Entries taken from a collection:
◆ ◆ ◆ ◆ ◆

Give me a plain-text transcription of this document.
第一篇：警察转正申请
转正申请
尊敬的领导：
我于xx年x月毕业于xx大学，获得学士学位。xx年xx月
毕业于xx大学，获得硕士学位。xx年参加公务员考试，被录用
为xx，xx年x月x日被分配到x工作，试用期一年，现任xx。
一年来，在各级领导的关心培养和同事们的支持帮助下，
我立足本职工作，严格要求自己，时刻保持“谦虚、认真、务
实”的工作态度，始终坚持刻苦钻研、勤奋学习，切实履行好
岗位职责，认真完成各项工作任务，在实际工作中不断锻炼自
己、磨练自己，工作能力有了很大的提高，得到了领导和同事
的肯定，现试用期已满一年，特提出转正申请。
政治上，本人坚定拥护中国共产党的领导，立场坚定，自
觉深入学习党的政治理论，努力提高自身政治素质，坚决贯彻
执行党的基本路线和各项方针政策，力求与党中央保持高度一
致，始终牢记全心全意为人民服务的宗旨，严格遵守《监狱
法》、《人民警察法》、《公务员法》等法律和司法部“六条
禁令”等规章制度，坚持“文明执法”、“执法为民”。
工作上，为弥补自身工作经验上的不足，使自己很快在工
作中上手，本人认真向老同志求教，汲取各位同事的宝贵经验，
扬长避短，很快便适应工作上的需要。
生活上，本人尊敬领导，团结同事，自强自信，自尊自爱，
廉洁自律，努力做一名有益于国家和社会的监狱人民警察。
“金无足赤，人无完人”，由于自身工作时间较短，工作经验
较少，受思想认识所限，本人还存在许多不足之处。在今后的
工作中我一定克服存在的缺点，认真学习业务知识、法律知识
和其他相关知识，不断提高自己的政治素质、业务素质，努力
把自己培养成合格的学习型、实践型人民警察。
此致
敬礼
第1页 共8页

◆ ◆ ◆ ◆ ◆

Short exercise: Quote each line of the data above exactly as written.

Answer to the problem:
Give me a plain-text transcription of this document.
第一篇：警察转正申请
转正申请
尊敬的领导：
我于xx年x月毕业于xx大学，获得学士学位。xx年xx月
毕业于xx大学，获得硕士学位。xx年参加公务员考试，被录用
为xx，xx年x月x日被分配到x工作，试用期一年，现任xx。
一年来，在各级领导的关心培养和同事们的支持帮助下，
我立足本职工作，严格要求自己，时刻保持“谦虚、认真、务
实”的工作态度，始终坚持刻苦钻研、勤奋学习，切实履行好
岗位职责，认真完成各项工作任务，在实际工作中不断锻炼自
己、磨练自己，工作能力有了很大的提高，得到了领导和同事
的肯定，现试用期已满一年，特提出转正申请。
政治上，本人坚定拥护中国共产党的领导，立场坚定，自
觉深入学习党的政治理论，努力提高自身政治素质，坚决贯彻
执行党的基本路线和各项方针政策，力求与党中央保持高度一
致，始终牢记全心全意为人民服务的宗旨，严格遵守《监狱
法》、《人民警察法》、《公务员法》等法律和司法部“六条
禁令”等规章制度，坚持“文明执法”、“执法为民”。
工作上，为弥补自身工作经验上的不足，使自己很快在工
作中上手，本人认真向老同志求教，汲取各位同事的宝贵经验，
扬长避短，很快便适应工作上的需要。
生活上，本人尊敬领导，团结同事，自强自信，自尊自爱，
廉洁自律，努力做一名有益于国家和社会的监狱人民警察。
“金无足赤，人无完人”，由于自身工作时间较短，工作经验
较少，受思想认识所限，本人还存在许多不足之处。在今后的
工作中我一定克服存在的缺点，认真学习业务知识、法律知识
和其他相关知识，不断提高自己的政治素质、业务素质，努力
把自己培养成合格的学习型、实践型人民警察。
此致
敬礼
第1页 共8页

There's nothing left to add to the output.